• Exercise description: Beginning with the line that holds "Output a JSON" and ending with the last line below, repeat each line exactly, leaving any pictures out.

• Dataset records:
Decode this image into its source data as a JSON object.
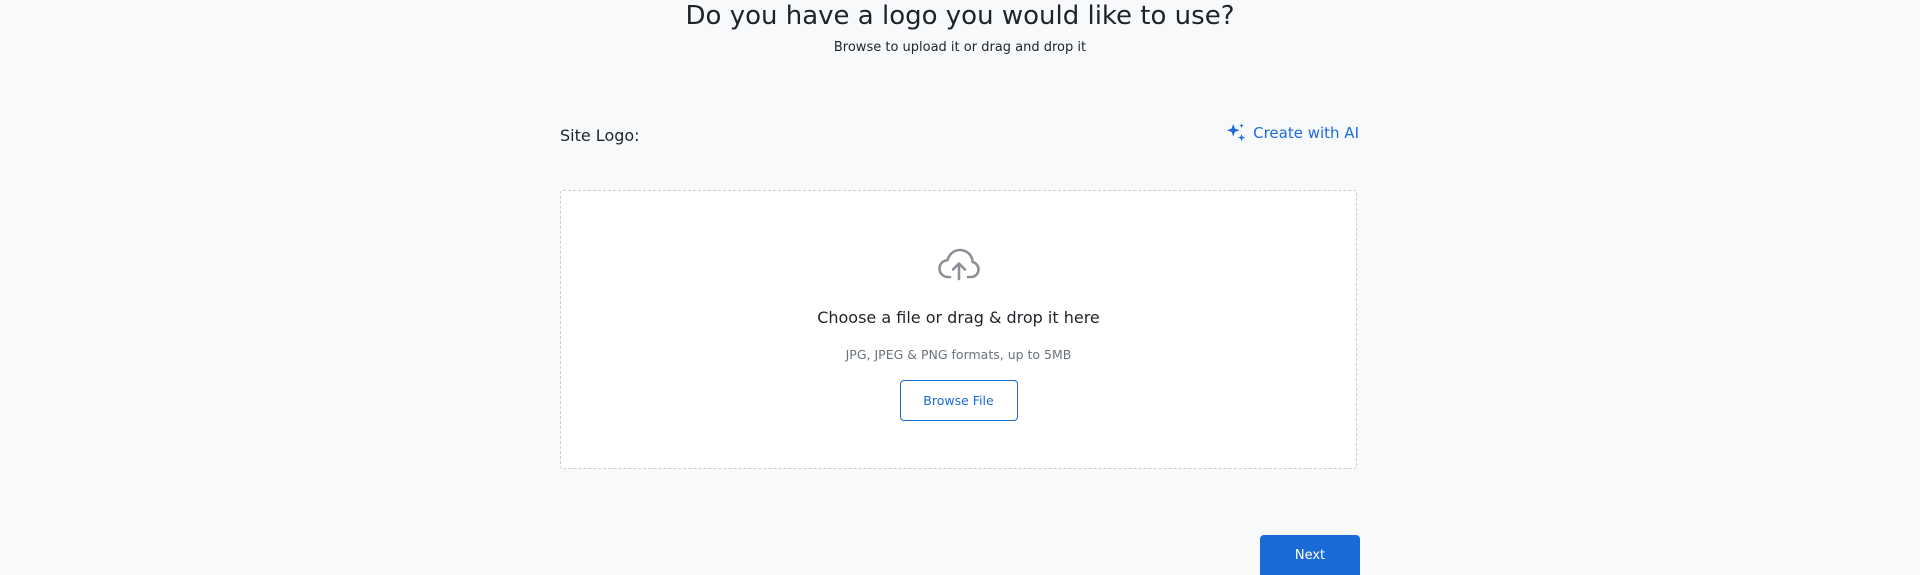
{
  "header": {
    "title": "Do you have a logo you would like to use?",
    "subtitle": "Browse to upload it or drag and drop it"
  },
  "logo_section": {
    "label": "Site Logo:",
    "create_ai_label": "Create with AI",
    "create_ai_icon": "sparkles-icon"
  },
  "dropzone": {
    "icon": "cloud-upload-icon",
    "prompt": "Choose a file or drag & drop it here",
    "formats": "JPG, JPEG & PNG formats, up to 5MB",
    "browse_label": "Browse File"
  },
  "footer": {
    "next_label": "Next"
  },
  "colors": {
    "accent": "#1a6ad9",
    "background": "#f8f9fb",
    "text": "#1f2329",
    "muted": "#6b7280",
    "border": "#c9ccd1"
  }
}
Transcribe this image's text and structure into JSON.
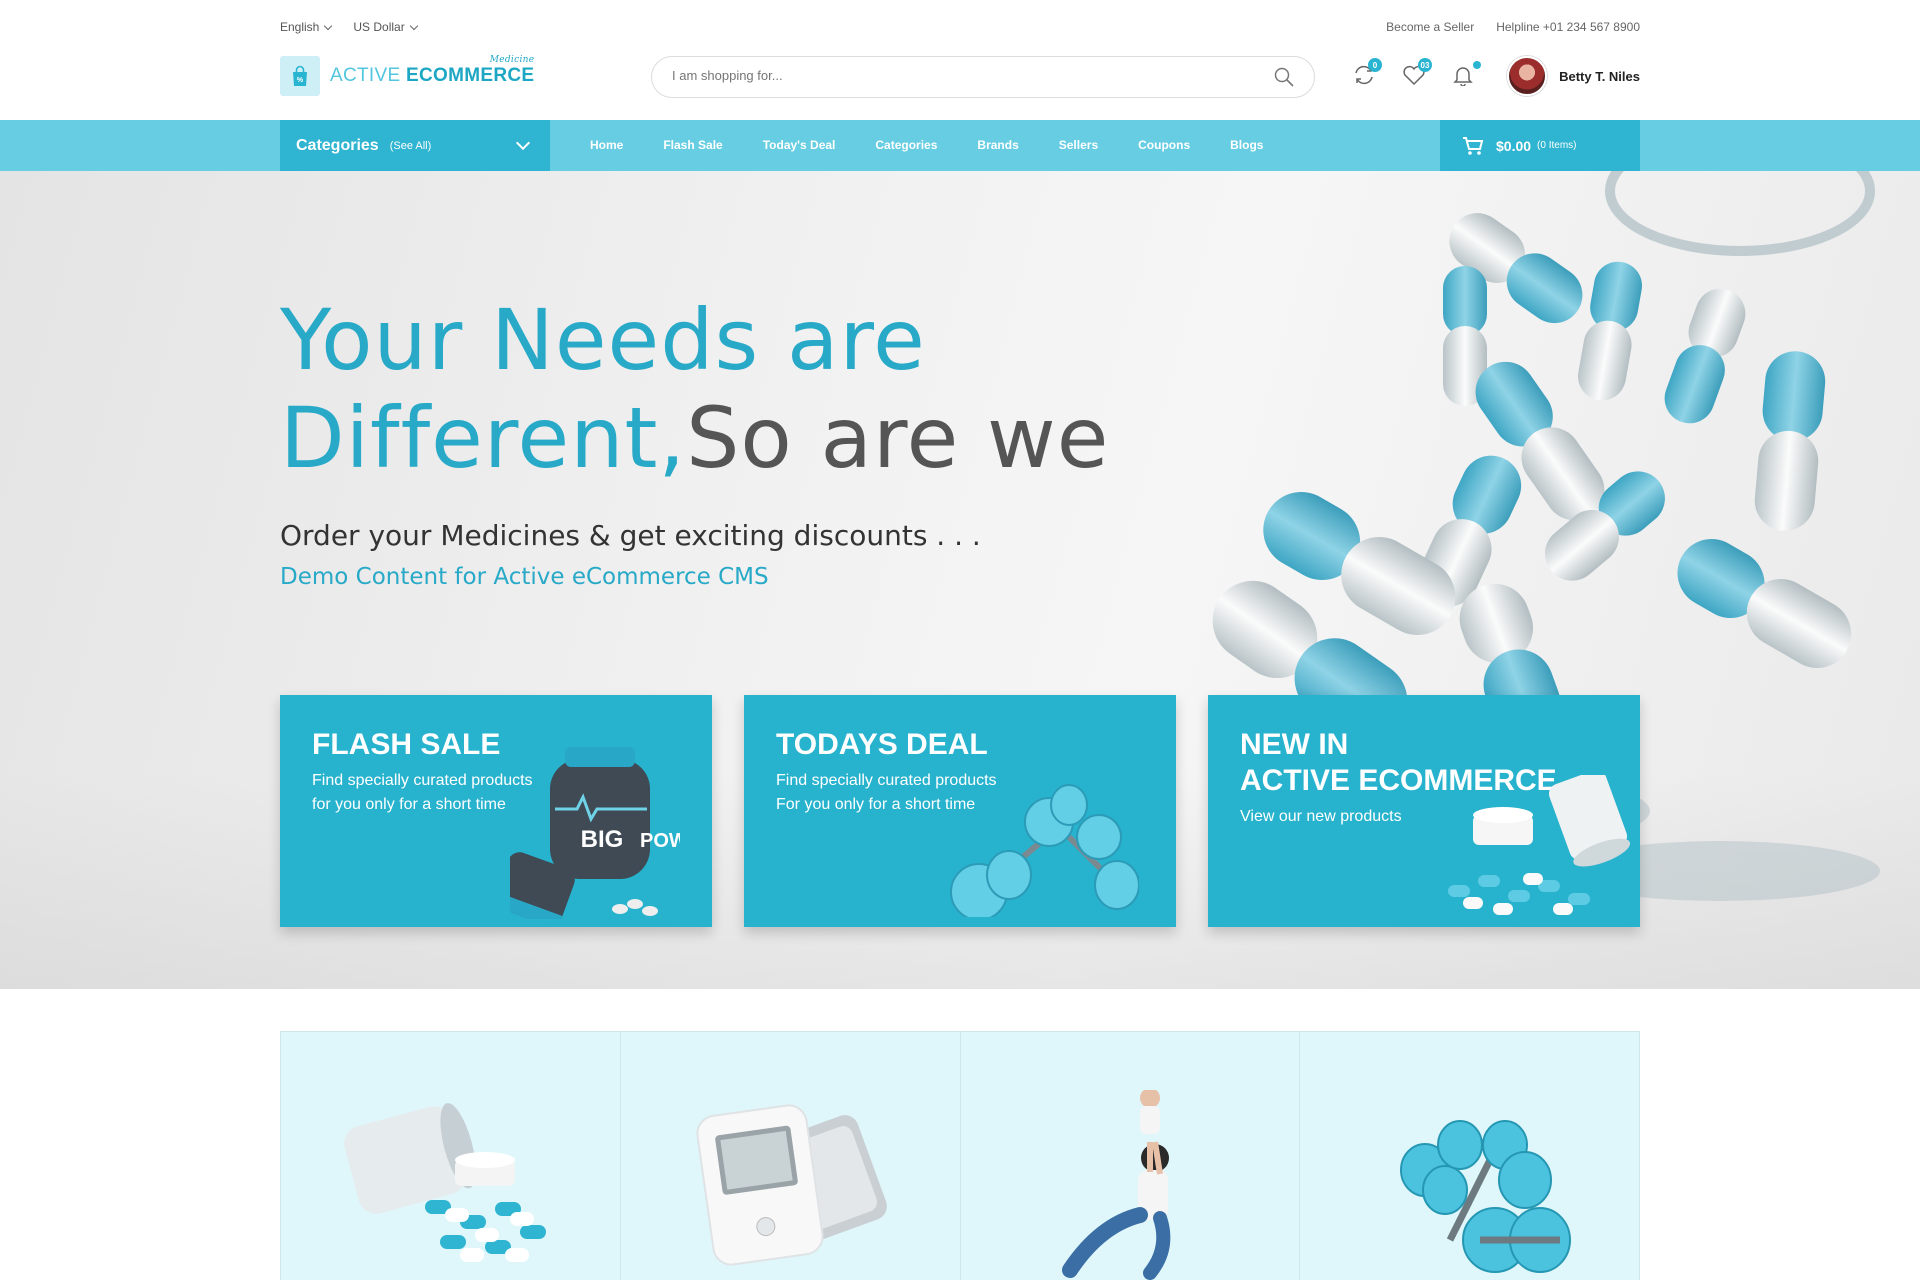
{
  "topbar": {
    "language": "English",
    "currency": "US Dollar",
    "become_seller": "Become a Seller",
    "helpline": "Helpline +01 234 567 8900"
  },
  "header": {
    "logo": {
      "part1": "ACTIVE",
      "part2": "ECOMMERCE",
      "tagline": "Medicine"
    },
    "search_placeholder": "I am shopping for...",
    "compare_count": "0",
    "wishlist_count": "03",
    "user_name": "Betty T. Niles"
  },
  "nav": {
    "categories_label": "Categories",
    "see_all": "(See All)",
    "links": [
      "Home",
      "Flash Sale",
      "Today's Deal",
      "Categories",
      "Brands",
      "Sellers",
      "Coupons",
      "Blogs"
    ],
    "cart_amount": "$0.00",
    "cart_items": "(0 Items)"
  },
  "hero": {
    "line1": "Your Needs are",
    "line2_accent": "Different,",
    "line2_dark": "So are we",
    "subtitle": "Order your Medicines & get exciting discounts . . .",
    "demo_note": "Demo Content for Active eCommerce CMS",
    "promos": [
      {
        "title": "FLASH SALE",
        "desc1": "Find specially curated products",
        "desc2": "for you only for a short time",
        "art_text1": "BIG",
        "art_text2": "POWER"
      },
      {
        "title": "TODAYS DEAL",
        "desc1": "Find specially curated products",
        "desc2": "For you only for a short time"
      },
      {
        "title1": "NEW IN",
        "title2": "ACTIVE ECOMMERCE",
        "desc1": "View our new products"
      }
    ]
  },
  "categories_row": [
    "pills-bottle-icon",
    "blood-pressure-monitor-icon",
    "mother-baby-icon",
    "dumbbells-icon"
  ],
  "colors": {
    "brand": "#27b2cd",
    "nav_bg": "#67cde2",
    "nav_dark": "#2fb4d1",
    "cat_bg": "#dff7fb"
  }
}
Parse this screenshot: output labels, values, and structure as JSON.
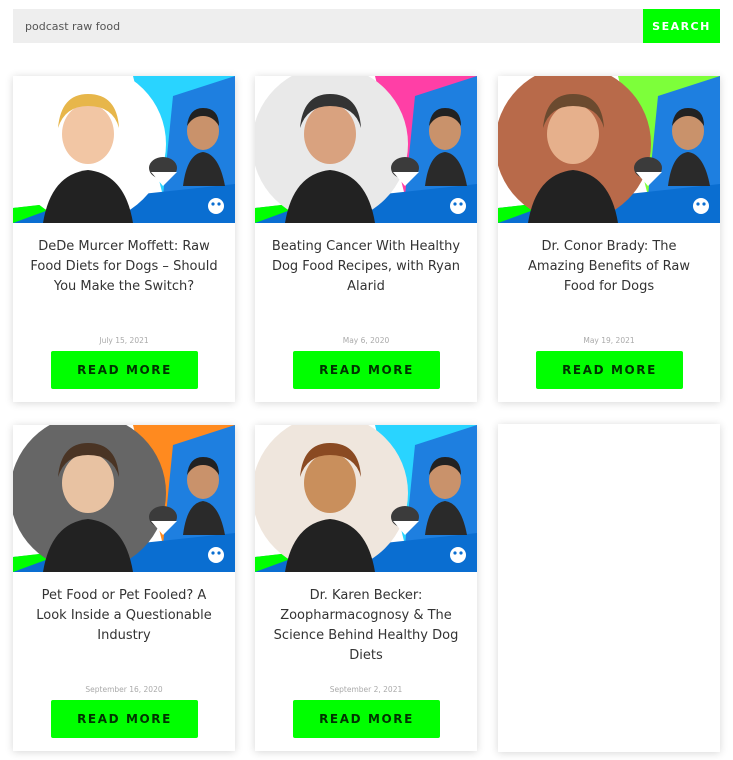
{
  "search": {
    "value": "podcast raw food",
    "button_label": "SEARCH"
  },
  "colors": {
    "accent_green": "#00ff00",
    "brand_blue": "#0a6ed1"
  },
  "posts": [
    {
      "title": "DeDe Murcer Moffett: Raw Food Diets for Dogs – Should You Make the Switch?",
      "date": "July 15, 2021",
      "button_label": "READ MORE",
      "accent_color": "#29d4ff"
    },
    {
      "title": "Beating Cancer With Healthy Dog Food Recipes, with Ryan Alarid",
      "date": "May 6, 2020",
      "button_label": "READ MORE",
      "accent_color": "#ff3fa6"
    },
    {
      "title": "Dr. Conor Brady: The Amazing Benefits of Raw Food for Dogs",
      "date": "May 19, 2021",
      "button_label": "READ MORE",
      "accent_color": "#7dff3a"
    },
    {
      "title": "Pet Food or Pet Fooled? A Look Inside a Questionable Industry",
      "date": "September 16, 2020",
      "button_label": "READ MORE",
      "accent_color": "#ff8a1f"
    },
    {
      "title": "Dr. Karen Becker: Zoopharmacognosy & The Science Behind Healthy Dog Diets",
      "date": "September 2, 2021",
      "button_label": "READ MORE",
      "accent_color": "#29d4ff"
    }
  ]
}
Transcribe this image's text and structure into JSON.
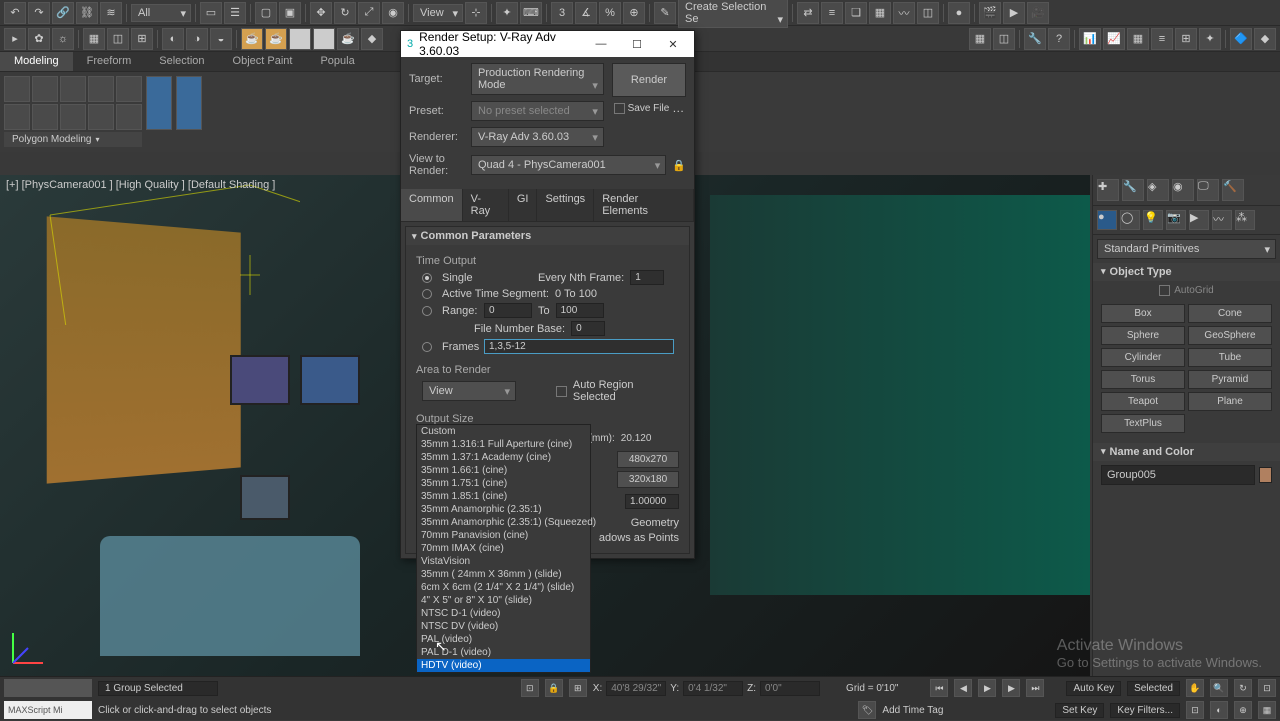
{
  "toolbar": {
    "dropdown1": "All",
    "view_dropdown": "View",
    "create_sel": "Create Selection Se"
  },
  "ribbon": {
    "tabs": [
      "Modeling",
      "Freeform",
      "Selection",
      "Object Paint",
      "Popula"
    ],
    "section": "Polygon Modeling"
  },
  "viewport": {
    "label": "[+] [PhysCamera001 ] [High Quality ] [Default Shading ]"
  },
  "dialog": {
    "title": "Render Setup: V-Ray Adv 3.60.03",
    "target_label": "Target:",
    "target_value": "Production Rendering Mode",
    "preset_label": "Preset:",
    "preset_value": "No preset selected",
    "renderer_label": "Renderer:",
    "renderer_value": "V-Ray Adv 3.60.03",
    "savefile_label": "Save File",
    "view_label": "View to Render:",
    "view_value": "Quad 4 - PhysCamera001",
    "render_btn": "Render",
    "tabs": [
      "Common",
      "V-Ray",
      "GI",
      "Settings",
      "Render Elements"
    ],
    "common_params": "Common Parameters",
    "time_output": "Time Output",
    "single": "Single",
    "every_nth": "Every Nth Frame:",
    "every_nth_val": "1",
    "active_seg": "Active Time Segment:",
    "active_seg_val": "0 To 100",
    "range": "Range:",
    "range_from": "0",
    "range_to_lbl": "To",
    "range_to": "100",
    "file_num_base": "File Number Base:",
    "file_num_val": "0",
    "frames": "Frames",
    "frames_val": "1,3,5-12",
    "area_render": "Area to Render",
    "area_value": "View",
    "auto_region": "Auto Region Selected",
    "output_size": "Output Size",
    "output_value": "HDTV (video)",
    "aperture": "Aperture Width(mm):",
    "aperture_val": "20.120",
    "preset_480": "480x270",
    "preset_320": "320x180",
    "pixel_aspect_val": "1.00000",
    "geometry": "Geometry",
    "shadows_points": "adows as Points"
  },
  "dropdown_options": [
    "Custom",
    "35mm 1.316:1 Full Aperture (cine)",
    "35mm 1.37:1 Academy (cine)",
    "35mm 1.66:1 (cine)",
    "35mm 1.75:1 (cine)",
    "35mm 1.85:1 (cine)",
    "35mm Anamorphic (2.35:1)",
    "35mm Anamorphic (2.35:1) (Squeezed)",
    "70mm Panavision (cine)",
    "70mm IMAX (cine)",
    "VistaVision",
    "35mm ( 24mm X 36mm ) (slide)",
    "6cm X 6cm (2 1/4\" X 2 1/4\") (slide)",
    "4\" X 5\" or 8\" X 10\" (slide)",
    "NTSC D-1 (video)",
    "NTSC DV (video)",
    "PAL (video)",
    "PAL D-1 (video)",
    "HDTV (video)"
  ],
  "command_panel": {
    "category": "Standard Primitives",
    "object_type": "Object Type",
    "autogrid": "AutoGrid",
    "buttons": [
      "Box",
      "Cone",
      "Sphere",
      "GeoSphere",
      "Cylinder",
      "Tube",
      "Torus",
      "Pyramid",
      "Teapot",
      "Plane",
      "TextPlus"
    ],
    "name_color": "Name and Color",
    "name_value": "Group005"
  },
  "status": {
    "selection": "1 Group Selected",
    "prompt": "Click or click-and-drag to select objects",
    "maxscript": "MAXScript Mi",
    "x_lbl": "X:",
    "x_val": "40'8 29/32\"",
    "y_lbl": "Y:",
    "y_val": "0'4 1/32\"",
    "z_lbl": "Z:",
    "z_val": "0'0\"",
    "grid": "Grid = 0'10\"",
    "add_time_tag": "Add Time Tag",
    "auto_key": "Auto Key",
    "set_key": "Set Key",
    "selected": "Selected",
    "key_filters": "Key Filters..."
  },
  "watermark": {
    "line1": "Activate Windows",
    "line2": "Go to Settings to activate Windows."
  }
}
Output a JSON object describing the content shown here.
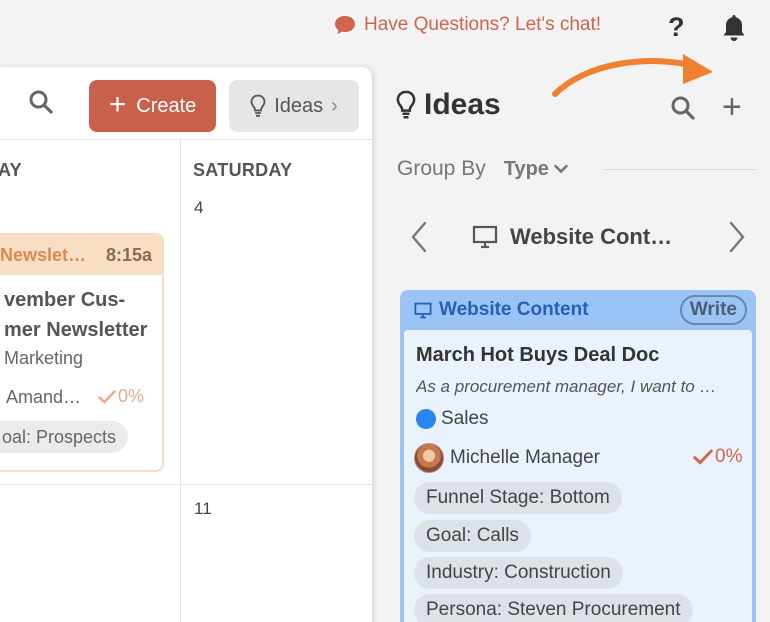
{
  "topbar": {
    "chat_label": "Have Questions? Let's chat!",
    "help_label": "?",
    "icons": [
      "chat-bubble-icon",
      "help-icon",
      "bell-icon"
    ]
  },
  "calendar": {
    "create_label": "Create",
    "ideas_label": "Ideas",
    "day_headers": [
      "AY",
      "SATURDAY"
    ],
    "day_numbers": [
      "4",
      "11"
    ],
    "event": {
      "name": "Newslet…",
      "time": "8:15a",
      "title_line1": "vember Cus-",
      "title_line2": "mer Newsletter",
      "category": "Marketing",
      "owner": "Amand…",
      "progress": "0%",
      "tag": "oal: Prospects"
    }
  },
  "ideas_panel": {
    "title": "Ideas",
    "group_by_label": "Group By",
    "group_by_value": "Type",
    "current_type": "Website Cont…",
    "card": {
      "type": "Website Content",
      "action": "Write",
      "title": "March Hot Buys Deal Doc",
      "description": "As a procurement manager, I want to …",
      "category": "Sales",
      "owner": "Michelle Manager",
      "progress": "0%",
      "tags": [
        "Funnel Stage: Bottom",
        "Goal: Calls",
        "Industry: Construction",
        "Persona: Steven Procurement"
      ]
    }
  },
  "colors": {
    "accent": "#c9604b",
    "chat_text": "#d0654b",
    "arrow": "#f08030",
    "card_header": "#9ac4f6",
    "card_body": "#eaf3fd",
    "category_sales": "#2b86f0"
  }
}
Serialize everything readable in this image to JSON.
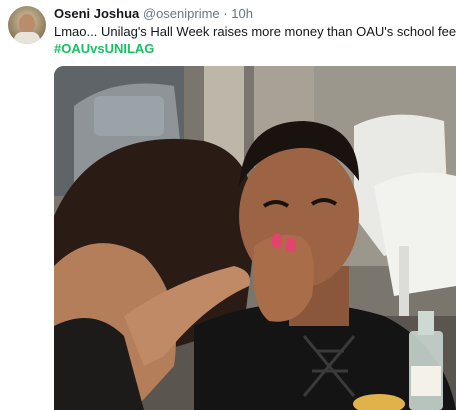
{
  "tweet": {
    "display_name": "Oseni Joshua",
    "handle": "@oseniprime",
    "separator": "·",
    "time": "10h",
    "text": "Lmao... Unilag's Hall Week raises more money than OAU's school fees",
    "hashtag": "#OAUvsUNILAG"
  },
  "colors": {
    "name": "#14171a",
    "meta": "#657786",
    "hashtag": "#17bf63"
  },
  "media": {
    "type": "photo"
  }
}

• Task answer:
Output a JSON object describing the content shown here.
{
  "topbar": {
    "chat_label": "Have Questions? Let's chat!",
    "help_label": "?",
    "icons": [
      "chat-bubble-icon",
      "help-icon",
      "bell-icon"
    ]
  },
  "calendar": {
    "create_label": "Create",
    "ideas_label": "Ideas",
    "day_headers": [
      "AY",
      "SATURDAY"
    ],
    "day_numbers": [
      "4",
      "11"
    ],
    "event": {
      "name": "Newslet…",
      "time": "8:15a",
      "title_line1": "vember Cus-",
      "title_line2": "mer Newsletter",
      "category": "Marketing",
      "owner": "Amand…",
      "progress": "0%",
      "tag": "oal: Prospects"
    }
  },
  "ideas_panel": {
    "title": "Ideas",
    "group_by_label": "Group By",
    "group_by_value": "Type",
    "current_type": "Website Cont…",
    "card": {
      "type": "Website Content",
      "action": "Write",
      "title": "March Hot Buys Deal Doc",
      "description": "As a procurement manager, I want to …",
      "category": "Sales",
      "owner": "Michelle Manager",
      "progress": "0%",
      "tags": [
        "Funnel Stage: Bottom",
        "Goal: Calls",
        "Industry: Construction",
        "Persona: Steven Procurement"
      ]
    }
  },
  "colors": {
    "accent": "#c9604b",
    "chat_text": "#d0654b",
    "arrow": "#f08030",
    "card_header": "#9ac4f6",
    "card_body": "#eaf3fd",
    "category_sales": "#2b86f0"
  }
}
Serialize everything readable in this image to JSON.
{
  "tweet": {
    "display_name": "Oseni Joshua",
    "handle": "@oseniprime",
    "separator": "·",
    "time": "10h",
    "text": "Lmao... Unilag's Hall Week raises more money than OAU's school fees",
    "hashtag": "#OAUvsUNILAG"
  },
  "colors": {
    "name": "#14171a",
    "meta": "#657786",
    "hashtag": "#17bf63"
  },
  "media": {
    "type": "photo"
  }
}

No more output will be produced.